(Chart and figure data)

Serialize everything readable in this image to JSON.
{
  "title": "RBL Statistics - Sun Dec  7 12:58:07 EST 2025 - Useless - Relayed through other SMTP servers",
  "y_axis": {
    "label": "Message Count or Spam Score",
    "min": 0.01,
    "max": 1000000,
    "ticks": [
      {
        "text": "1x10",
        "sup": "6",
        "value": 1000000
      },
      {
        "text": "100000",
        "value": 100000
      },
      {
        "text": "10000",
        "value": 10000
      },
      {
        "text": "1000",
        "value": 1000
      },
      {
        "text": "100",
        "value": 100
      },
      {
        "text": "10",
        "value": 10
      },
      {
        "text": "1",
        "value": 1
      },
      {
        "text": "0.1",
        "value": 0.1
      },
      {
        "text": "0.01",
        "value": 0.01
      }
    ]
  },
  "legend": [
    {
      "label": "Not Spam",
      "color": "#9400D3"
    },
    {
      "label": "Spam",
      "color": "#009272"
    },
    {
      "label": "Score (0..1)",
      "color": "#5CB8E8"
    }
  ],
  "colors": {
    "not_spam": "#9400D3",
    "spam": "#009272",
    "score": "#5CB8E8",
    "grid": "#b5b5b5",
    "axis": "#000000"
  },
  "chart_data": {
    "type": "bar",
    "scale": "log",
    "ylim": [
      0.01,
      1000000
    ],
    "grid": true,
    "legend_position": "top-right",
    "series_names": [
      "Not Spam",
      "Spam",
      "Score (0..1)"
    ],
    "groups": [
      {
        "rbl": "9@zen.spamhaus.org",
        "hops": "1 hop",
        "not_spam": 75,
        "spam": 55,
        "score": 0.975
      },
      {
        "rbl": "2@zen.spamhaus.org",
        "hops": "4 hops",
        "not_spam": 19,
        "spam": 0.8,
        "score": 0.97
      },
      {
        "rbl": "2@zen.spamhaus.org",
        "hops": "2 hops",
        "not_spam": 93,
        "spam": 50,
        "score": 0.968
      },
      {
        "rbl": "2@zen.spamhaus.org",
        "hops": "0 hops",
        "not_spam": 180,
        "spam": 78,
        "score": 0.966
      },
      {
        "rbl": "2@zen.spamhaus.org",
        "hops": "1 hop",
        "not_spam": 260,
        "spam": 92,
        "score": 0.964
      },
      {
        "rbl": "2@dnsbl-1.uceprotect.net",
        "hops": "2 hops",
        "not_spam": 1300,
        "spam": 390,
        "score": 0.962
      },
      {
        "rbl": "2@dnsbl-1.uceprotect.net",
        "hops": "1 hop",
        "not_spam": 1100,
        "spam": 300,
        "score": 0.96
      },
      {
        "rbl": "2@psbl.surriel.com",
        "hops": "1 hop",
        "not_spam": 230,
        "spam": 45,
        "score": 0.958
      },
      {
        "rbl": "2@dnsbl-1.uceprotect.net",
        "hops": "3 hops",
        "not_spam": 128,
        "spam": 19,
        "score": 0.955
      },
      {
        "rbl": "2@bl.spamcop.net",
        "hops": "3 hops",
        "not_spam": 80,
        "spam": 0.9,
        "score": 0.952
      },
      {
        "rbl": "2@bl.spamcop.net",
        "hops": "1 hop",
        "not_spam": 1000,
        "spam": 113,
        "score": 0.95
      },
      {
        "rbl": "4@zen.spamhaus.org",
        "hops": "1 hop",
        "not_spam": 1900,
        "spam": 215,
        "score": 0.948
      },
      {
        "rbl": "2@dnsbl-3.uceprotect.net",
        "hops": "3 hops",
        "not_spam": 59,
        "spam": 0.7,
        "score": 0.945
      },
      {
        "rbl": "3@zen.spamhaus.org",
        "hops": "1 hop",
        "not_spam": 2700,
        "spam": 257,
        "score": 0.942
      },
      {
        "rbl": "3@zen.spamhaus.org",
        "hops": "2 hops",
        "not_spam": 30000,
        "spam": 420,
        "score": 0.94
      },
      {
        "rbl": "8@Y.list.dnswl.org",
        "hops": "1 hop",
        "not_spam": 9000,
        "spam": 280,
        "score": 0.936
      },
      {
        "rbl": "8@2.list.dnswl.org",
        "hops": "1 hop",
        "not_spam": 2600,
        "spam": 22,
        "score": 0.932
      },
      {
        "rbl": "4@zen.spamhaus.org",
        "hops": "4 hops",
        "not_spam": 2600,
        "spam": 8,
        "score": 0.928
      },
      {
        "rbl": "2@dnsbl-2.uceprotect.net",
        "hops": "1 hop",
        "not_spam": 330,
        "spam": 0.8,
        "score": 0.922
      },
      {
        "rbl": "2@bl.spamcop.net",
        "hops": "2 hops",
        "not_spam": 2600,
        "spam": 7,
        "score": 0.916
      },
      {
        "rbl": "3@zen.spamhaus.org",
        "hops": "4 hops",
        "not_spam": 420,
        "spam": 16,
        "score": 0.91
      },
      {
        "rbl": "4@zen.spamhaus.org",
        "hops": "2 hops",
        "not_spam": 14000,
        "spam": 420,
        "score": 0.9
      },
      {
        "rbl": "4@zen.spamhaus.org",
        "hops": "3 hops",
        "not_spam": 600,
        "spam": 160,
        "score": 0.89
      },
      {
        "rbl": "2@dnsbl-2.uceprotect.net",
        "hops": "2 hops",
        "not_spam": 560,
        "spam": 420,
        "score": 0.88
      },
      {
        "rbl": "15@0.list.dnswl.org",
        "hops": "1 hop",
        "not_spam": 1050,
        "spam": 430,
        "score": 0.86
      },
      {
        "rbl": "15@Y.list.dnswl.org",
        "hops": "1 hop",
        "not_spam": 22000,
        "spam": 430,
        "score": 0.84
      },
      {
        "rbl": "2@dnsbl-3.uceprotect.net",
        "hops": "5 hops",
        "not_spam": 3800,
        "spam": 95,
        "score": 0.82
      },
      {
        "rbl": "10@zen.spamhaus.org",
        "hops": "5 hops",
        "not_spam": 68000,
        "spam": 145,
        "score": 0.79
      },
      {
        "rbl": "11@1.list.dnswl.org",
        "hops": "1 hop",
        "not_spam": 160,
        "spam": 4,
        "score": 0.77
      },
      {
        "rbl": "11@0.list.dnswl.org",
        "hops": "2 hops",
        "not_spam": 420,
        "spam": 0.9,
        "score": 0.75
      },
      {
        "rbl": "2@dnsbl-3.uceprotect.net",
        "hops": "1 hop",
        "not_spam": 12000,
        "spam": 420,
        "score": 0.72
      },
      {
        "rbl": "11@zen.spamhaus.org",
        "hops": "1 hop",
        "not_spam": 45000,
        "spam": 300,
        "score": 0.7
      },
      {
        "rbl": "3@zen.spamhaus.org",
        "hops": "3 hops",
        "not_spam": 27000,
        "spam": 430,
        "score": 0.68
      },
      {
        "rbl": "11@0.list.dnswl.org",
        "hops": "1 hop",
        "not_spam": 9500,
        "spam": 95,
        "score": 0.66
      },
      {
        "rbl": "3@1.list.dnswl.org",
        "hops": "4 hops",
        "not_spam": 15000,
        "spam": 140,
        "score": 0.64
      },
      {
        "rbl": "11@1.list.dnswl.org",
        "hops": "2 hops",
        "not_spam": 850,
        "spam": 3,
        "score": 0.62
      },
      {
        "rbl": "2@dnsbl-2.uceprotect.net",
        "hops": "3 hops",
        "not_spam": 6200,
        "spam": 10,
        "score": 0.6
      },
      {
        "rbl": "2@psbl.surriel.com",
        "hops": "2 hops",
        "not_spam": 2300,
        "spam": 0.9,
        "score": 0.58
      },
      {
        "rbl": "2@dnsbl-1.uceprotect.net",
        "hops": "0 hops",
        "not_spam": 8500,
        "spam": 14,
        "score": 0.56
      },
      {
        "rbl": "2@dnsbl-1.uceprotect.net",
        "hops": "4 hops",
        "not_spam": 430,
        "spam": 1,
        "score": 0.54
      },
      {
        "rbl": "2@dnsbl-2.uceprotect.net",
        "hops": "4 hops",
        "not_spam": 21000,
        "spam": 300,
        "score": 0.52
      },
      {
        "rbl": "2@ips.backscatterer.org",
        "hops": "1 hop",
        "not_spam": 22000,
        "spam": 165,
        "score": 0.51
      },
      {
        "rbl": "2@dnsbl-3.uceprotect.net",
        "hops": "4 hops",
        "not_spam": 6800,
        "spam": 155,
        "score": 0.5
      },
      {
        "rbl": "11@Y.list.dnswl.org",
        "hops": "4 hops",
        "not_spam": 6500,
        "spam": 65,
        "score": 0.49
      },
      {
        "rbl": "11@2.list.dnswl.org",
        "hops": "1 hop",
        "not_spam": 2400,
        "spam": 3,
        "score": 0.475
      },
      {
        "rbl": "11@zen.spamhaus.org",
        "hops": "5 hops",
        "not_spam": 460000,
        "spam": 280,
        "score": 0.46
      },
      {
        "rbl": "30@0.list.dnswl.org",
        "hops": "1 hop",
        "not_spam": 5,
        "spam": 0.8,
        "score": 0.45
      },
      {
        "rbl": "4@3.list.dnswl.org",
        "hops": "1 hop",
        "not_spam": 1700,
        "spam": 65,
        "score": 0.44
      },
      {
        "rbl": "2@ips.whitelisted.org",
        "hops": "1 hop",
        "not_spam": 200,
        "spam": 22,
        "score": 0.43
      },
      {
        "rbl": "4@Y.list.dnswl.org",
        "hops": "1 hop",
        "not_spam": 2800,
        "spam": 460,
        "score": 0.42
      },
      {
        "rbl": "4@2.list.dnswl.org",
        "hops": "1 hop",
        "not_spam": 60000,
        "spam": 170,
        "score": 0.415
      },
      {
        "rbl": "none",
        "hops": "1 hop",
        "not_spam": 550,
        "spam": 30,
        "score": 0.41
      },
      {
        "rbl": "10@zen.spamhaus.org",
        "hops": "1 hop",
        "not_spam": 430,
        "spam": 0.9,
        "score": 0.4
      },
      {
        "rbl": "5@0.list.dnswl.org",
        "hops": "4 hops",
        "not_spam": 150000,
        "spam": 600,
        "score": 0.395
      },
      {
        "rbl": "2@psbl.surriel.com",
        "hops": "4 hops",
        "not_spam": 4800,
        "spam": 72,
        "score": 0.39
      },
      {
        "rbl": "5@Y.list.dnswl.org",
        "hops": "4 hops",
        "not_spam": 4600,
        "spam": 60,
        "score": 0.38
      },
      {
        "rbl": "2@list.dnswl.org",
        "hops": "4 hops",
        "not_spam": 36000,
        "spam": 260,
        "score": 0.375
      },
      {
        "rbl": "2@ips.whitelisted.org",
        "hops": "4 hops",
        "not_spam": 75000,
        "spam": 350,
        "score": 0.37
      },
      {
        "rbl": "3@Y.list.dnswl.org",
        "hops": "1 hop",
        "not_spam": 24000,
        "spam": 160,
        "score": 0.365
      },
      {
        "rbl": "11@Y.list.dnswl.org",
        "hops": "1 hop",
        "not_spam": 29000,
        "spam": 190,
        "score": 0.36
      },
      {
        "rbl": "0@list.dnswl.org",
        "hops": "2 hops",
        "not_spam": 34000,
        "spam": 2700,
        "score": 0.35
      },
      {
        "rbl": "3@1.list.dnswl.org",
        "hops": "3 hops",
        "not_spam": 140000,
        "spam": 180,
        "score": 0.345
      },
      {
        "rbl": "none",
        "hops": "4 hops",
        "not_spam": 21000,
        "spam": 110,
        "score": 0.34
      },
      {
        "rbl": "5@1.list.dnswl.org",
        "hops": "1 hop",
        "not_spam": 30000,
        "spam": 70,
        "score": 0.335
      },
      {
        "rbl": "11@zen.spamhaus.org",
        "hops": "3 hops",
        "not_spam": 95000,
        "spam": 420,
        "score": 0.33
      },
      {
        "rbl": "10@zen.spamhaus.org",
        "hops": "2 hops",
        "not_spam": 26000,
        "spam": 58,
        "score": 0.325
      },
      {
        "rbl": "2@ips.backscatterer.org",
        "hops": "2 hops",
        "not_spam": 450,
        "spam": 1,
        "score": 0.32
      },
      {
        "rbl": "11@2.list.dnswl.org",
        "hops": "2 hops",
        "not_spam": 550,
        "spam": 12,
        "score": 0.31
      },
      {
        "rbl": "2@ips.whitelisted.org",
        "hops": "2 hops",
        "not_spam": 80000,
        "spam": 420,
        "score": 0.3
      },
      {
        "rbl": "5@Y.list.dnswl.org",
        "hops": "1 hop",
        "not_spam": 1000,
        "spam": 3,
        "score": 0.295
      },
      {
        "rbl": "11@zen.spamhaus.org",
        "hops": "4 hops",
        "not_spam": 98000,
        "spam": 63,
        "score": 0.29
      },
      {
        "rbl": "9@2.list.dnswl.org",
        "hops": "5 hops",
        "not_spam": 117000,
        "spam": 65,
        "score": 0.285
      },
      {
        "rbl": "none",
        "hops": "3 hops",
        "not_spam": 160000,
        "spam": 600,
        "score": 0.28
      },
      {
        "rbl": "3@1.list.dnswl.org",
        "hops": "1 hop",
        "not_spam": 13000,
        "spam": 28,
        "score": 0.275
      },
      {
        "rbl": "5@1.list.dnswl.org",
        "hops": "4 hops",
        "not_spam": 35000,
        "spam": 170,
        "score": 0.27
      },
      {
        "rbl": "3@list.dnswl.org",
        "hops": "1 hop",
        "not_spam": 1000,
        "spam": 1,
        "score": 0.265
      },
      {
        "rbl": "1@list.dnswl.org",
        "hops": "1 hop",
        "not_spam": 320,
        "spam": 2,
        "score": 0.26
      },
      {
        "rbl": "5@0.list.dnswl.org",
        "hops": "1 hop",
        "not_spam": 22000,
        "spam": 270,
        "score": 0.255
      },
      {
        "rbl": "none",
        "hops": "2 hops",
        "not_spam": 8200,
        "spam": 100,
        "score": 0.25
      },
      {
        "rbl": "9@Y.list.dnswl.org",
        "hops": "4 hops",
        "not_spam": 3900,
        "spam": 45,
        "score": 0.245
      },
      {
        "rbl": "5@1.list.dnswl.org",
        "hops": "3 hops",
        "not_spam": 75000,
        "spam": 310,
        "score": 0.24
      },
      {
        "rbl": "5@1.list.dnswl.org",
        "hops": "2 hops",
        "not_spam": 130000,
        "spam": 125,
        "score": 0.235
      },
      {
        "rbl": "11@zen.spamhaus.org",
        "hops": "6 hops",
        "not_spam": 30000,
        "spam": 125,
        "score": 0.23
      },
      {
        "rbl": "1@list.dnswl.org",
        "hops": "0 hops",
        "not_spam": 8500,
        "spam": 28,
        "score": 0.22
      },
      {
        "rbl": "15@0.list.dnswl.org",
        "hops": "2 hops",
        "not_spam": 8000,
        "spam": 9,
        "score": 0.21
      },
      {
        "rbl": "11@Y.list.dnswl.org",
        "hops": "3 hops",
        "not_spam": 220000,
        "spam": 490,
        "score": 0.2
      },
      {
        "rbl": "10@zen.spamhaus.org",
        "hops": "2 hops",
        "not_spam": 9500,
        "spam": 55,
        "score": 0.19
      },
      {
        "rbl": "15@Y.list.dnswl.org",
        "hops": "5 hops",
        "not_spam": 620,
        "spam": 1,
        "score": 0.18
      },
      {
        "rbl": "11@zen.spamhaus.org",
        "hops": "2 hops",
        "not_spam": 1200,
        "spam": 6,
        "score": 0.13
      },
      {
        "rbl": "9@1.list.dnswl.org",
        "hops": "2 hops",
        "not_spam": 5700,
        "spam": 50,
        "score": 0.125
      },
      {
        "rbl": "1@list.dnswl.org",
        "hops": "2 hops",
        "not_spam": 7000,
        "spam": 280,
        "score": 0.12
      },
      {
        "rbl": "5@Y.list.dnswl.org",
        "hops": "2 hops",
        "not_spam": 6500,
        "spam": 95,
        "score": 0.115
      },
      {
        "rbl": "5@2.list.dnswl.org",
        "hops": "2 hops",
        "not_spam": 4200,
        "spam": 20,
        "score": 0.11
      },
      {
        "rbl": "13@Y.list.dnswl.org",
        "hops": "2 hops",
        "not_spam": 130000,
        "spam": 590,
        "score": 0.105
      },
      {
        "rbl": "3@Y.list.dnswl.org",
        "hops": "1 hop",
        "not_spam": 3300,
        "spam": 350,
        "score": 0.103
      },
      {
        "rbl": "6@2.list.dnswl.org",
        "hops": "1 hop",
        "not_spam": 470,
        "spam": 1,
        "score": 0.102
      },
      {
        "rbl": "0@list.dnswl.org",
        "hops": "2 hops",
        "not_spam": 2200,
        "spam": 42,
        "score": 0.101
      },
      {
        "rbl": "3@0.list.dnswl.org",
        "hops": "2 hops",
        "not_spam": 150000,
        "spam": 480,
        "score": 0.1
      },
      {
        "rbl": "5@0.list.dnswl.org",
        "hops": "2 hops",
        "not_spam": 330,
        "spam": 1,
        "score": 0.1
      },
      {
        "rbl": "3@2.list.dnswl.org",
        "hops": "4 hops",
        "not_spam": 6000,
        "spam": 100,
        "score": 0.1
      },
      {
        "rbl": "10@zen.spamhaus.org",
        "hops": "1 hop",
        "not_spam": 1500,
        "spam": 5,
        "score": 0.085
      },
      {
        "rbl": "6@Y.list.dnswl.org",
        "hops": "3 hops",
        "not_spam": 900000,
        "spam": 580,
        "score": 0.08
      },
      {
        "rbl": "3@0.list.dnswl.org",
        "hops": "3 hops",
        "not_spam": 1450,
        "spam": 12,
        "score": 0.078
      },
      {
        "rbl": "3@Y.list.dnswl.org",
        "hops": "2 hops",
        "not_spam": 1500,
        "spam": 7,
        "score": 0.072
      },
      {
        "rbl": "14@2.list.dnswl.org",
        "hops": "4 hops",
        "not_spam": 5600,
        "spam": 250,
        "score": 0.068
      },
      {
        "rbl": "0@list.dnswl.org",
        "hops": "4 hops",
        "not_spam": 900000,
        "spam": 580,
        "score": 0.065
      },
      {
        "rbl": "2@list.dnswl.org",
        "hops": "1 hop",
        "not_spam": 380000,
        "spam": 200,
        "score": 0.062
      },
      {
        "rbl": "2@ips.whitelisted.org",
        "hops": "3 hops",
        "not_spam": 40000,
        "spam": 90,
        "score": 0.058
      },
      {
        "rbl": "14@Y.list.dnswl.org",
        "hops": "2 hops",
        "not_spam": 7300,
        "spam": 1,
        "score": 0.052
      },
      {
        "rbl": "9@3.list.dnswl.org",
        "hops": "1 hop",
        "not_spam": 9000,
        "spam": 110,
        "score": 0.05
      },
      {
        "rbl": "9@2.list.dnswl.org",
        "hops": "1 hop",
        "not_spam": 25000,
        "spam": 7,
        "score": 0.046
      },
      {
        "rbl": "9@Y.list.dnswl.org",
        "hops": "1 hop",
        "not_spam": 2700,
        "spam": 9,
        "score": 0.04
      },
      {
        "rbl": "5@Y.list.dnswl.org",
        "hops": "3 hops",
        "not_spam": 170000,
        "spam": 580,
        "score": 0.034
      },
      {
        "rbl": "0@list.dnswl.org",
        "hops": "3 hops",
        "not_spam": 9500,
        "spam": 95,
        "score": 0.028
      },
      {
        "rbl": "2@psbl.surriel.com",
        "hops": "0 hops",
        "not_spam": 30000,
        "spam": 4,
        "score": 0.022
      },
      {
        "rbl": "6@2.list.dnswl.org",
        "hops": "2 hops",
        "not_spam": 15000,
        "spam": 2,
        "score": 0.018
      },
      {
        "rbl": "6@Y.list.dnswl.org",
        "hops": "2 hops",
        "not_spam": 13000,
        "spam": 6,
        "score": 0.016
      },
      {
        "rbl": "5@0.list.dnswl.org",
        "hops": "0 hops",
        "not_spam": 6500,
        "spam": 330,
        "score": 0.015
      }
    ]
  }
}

[Work to complete] Look through the listing and extract every line with "value" in it.

[Answer]
        "value": 1000000
        "value": 100000
        "value": 10000
        "value": 1000
        "value": 100
        "value": 10
        "value": 1
        "value": 0.1
        "value": 0.01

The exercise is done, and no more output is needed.